WORK REQUIRED
Pick every line from the data that holds the word "title".

Collected data entries

——

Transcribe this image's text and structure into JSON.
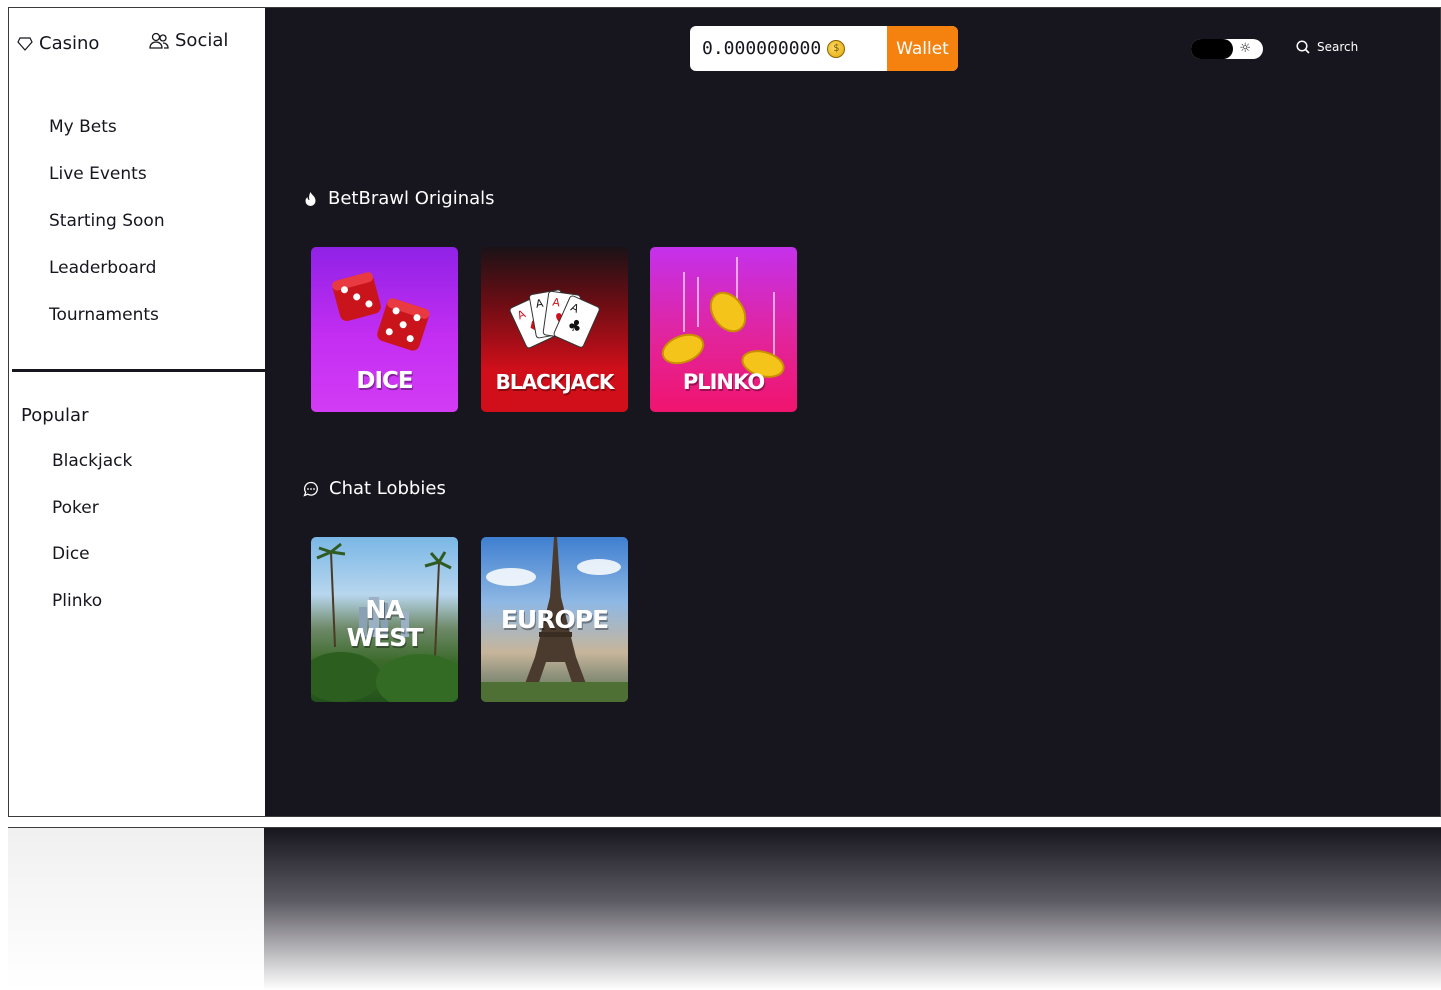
{
  "topnav": {
    "casino_label": "Casino",
    "social_label": "Social"
  },
  "menu": {
    "items": [
      {
        "label": "My Bets"
      },
      {
        "label": "Live Events"
      },
      {
        "label": "Starting Soon"
      },
      {
        "label": "Leaderboard"
      },
      {
        "label": "Tournaments"
      }
    ]
  },
  "popular": {
    "title": "Popular",
    "items": [
      {
        "label": "Blackjack"
      },
      {
        "label": "Poker"
      },
      {
        "label": "Dice"
      },
      {
        "label": "Plinko"
      }
    ]
  },
  "header": {
    "balance": "0.000000000",
    "coin_symbol": "$",
    "wallet_label": "Wallet",
    "search_label": "Search"
  },
  "originals": {
    "title": "BetBrawl Originals",
    "games": [
      {
        "label": "DICE"
      },
      {
        "label": "BLACKJACK"
      },
      {
        "label": "PLINKO"
      }
    ]
  },
  "lobbies": {
    "title": "Chat Lobbies",
    "items": [
      {
        "label_line1": "NA",
        "label_line2": "WEST"
      },
      {
        "label_line1": "EUROPE"
      }
    ]
  },
  "colors": {
    "background": "#17151e",
    "accent": "#f5820f",
    "dice_tile": "#c22ff0",
    "blackjack_tile": "#d10f1a",
    "plinko_tile": "#f0146e"
  }
}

——

THE ANSWER
    "title": "Popular",
    "title": "BetBrawl Originals",
    "title": "Chat Lobbies",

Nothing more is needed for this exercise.